start RECORDED INFORMATION
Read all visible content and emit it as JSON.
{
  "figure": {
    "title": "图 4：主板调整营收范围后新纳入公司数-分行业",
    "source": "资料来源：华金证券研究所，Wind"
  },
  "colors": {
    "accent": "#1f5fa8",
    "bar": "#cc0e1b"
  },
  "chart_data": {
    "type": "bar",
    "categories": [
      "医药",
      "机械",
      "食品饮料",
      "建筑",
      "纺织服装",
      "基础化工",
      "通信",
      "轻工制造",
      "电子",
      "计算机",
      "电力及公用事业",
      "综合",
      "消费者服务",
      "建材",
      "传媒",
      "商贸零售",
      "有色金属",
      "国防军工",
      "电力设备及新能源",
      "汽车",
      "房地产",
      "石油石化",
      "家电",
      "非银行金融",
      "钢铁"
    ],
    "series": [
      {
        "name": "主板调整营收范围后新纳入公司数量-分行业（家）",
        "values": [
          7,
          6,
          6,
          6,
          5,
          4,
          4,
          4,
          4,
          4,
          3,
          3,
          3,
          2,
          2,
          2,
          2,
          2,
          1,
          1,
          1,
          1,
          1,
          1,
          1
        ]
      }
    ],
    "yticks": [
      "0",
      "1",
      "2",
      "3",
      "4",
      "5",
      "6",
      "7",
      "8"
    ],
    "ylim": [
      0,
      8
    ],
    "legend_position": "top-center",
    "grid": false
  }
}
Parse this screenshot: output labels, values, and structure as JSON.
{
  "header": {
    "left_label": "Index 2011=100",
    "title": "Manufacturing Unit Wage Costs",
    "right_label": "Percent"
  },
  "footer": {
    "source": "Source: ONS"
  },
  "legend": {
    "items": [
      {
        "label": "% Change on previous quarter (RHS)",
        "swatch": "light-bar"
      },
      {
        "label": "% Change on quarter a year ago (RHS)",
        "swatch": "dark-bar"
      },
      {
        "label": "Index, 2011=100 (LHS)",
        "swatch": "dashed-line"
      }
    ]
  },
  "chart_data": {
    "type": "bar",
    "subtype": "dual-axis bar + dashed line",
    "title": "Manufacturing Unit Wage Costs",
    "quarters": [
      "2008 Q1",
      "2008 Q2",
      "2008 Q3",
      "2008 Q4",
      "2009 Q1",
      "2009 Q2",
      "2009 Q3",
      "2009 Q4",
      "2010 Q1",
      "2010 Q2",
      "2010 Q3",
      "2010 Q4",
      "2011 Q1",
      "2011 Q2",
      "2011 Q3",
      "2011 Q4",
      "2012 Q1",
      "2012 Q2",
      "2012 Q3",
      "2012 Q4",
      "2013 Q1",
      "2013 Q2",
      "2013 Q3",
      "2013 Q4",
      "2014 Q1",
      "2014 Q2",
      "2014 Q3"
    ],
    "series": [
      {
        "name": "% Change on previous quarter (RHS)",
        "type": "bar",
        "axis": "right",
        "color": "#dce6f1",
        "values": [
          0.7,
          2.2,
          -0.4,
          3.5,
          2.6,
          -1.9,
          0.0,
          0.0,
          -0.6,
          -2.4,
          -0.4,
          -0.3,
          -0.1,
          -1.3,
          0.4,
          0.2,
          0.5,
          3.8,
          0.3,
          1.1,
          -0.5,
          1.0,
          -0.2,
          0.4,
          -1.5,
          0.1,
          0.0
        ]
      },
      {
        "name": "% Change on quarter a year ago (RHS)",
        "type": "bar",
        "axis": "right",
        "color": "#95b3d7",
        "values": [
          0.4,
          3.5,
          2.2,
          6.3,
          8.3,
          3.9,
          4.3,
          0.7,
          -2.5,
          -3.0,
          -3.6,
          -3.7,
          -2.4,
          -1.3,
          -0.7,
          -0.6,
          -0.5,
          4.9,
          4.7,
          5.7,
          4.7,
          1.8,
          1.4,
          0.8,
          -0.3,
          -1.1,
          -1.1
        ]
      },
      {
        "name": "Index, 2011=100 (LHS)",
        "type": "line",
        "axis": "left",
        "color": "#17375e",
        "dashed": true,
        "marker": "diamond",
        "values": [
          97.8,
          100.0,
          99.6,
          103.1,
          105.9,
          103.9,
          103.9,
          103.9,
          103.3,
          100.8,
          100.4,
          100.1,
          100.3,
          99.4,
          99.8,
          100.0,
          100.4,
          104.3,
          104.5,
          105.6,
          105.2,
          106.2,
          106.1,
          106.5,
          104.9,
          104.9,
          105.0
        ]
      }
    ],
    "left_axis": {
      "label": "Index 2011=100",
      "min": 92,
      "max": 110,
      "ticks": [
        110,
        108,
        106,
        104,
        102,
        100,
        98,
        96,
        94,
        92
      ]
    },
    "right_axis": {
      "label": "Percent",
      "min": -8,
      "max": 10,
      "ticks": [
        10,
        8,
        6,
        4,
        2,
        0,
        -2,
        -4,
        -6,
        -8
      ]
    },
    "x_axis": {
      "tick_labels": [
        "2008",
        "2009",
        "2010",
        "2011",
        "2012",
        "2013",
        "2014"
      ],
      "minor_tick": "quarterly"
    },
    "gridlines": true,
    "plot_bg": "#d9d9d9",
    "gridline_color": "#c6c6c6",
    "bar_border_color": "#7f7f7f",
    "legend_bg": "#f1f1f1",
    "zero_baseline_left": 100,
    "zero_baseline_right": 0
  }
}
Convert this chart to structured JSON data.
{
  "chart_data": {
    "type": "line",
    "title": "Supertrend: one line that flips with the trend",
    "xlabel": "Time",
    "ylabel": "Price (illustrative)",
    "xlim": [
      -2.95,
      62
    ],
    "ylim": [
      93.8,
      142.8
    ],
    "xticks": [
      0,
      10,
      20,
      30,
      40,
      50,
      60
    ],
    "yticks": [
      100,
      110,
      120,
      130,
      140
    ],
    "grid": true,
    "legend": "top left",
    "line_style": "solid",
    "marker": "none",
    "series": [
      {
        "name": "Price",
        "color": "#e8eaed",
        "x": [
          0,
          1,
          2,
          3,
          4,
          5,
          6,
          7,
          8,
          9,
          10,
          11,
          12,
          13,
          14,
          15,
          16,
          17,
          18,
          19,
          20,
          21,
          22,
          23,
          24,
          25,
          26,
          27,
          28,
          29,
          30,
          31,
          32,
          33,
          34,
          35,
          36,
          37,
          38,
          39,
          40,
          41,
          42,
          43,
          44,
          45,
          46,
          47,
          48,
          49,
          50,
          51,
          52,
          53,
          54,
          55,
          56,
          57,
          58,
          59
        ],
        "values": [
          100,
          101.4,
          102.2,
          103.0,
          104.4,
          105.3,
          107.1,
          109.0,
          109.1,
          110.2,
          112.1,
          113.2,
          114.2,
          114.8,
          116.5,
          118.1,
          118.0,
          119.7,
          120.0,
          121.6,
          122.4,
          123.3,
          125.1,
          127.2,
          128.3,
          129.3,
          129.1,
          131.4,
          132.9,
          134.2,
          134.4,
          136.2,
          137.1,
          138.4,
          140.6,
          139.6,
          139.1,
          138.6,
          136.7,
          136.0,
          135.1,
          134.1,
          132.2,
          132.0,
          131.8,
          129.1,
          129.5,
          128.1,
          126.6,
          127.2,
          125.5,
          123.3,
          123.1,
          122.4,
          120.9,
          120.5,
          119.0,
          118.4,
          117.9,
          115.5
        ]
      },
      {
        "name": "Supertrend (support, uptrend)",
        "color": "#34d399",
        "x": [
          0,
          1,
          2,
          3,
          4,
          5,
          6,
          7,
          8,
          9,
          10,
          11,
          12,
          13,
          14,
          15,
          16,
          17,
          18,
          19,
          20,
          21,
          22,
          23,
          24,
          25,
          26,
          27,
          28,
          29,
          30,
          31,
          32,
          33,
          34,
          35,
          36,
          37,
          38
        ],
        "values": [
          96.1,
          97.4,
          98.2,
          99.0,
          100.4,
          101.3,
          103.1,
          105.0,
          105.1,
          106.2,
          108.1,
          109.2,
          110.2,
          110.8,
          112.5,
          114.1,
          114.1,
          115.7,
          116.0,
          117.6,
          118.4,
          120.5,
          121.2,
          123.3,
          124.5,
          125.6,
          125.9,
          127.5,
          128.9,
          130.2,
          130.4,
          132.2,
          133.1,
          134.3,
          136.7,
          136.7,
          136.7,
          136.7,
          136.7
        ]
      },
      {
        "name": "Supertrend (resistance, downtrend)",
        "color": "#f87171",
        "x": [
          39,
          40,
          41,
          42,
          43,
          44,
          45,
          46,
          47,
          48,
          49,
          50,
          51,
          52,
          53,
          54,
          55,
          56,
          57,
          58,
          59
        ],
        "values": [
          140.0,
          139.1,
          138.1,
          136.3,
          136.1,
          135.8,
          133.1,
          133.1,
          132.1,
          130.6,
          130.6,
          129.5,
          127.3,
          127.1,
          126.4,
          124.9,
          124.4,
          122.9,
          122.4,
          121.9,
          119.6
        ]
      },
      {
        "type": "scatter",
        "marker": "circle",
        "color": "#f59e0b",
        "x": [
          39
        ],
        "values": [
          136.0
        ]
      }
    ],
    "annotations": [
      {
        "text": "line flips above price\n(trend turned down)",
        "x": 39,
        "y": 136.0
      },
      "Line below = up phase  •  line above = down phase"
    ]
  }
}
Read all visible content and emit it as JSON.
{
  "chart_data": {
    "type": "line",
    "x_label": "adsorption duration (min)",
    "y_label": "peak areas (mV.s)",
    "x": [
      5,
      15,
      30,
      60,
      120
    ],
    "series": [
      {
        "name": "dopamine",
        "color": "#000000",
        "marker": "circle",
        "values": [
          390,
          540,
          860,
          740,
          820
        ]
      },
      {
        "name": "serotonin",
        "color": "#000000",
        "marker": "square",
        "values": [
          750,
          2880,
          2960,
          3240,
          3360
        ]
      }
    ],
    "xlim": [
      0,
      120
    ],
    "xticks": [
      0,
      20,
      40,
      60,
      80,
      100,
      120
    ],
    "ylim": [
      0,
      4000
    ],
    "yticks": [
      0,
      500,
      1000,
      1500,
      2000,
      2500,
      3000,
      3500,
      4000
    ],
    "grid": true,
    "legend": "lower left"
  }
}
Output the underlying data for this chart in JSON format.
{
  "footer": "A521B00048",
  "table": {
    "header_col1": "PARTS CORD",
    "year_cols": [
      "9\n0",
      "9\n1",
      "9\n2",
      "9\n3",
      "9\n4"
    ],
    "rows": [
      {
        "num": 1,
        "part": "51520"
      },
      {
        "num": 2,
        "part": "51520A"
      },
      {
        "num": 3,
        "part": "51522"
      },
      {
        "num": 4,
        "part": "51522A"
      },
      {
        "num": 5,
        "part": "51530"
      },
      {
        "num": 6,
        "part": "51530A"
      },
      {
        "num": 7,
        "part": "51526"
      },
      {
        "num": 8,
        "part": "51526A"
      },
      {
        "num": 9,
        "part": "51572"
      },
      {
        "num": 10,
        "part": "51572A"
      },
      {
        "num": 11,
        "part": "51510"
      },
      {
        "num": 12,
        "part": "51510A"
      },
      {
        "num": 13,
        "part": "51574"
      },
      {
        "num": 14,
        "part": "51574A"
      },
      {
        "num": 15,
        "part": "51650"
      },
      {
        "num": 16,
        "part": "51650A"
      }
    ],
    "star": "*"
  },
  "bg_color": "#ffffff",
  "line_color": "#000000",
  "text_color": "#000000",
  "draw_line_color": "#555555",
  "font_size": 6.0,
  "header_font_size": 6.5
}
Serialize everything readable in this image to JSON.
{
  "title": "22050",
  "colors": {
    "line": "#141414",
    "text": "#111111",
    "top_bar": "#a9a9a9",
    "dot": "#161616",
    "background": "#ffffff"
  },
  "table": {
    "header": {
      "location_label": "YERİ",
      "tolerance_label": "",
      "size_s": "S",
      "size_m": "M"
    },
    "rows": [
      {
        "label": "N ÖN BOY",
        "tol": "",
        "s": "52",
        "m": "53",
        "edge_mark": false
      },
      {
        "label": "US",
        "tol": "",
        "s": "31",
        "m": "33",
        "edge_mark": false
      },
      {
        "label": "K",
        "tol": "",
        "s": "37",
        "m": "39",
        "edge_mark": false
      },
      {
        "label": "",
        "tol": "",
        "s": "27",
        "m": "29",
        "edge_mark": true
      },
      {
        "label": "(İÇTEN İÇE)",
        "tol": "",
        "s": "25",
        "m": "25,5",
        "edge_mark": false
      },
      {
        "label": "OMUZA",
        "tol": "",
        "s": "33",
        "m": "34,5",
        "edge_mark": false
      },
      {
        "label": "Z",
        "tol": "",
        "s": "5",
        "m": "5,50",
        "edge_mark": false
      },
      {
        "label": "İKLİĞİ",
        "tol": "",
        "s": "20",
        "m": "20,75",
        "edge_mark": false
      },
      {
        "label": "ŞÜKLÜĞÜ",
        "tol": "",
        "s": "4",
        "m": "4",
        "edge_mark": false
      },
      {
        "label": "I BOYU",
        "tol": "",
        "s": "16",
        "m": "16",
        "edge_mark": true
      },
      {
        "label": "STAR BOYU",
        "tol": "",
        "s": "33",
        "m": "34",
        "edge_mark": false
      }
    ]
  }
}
end RECORDED INFORMATION
Exactly reproduce the lines from the one containing "Serialize everything readable" through the end of the records, and only those lines.

Serialize everything readable in this image to JSON.
{
  "title": "22050",
  "colors": {
    "line": "#141414",
    "text": "#111111",
    "top_bar": "#a9a9a9",
    "dot": "#161616",
    "background": "#ffffff"
  },
  "table": {
    "header": {
      "location_label": "YERİ",
      "tolerance_label": "",
      "size_s": "S",
      "size_m": "M"
    },
    "rows": [
      {
        "label": "N ÖN BOY",
        "tol": "",
        "s": "52",
        "m": "53",
        "edge_mark": false
      },
      {
        "label": "US",
        "tol": "",
        "s": "31",
        "m": "33",
        "edge_mark": false
      },
      {
        "label": "K",
        "tol": "",
        "s": "37",
        "m": "39",
        "edge_mark": false
      },
      {
        "label": "",
        "tol": "",
        "s": "27",
        "m": "29",
        "edge_mark": true
      },
      {
        "label": "(İÇTEN İÇE)",
        "tol": "",
        "s": "25",
        "m": "25,5",
        "edge_mark": false
      },
      {
        "label": "OMUZA",
        "tol": "",
        "s": "33",
        "m": "34,5",
        "edge_mark": false
      },
      {
        "label": "Z",
        "tol": "",
        "s": "5",
        "m": "5,50",
        "edge_mark": false
      },
      {
        "label": "İKLİĞİ",
        "tol": "",
        "s": "20",
        "m": "20,75",
        "edge_mark": false
      },
      {
        "label": "ŞÜKLÜĞÜ",
        "tol": "",
        "s": "4",
        "m": "4",
        "edge_mark": false
      },
      {
        "label": "I BOYU",
        "tol": "",
        "s": "16",
        "m": "16",
        "edge_mark": true
      },
      {
        "label": "STAR BOYU",
        "tol": "",
        "s": "33",
        "m": "34",
        "edge_mark": false
      }
    ]
  }
}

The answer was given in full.